### Data for the task
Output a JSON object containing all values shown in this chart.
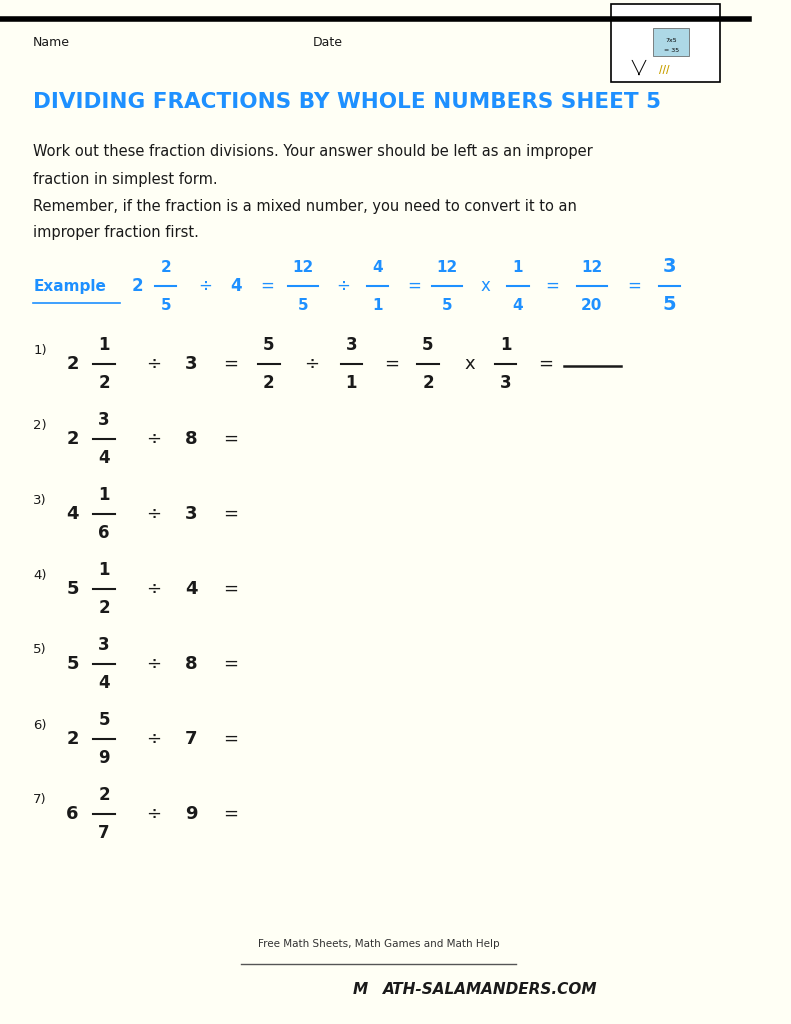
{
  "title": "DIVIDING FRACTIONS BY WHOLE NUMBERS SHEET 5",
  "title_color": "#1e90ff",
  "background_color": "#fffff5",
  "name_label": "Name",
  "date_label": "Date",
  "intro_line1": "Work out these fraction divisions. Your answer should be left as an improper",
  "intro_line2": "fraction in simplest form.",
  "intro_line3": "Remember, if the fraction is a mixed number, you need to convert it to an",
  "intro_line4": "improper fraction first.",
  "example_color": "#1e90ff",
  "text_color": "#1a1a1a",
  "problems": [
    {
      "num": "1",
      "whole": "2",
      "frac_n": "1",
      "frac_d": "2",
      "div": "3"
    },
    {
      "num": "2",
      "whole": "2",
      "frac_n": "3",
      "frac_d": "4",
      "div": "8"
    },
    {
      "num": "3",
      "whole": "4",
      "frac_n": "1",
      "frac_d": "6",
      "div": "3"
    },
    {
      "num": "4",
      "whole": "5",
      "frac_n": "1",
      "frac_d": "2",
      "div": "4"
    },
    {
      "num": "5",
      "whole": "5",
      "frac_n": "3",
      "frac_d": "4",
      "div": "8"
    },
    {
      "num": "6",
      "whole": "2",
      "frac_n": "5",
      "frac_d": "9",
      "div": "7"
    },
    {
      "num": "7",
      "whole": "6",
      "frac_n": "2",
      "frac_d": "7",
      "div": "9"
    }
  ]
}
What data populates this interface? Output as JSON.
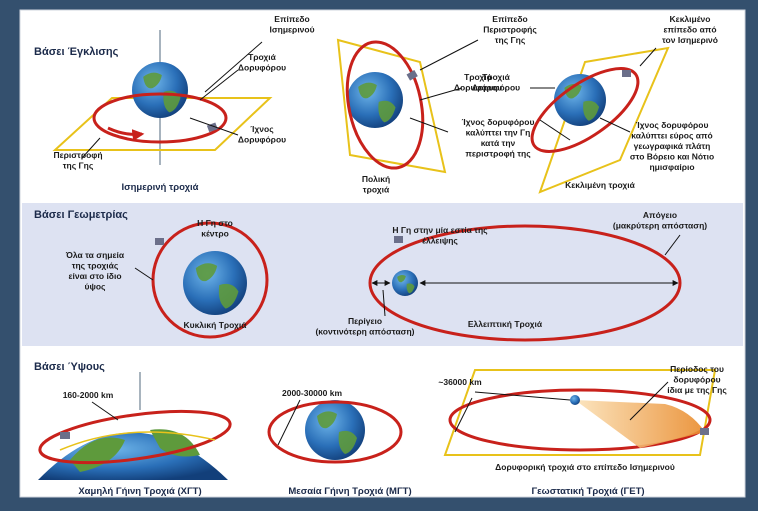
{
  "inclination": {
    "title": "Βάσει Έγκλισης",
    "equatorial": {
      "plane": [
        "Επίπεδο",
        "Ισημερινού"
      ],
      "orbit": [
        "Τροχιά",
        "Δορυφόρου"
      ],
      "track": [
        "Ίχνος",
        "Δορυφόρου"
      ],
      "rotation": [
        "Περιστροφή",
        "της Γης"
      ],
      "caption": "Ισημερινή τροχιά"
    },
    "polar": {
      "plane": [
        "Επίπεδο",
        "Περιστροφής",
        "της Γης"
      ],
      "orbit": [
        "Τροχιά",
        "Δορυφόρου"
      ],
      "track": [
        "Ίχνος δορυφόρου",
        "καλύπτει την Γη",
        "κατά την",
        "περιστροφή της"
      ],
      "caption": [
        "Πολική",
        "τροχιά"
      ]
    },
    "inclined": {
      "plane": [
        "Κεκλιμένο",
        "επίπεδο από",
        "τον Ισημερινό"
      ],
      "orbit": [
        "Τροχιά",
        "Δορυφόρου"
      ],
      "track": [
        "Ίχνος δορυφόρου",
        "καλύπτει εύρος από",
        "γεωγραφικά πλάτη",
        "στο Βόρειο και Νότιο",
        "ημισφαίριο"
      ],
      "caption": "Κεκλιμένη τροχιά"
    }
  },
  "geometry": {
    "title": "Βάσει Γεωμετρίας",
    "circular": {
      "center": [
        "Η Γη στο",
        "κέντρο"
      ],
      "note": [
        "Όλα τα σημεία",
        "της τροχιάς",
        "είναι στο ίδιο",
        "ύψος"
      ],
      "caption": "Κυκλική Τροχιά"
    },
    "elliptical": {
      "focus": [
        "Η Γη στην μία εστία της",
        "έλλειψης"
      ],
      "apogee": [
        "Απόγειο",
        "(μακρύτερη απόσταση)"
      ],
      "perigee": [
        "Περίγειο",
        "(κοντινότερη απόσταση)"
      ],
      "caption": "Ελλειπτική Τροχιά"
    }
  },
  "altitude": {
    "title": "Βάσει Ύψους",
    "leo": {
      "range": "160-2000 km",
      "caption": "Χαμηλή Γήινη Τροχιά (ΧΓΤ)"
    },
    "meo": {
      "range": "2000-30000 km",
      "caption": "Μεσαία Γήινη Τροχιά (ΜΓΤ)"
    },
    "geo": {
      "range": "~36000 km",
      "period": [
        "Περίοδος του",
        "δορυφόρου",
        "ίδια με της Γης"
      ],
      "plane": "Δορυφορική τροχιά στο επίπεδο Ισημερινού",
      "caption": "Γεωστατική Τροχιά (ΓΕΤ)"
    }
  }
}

### Aim of the exercise
Scan the listing above. Collect all lines with the word "απόσταση".

### In response
        "(μακρύτερη απόσταση)"
        "(κοντινότερη απόσταση)"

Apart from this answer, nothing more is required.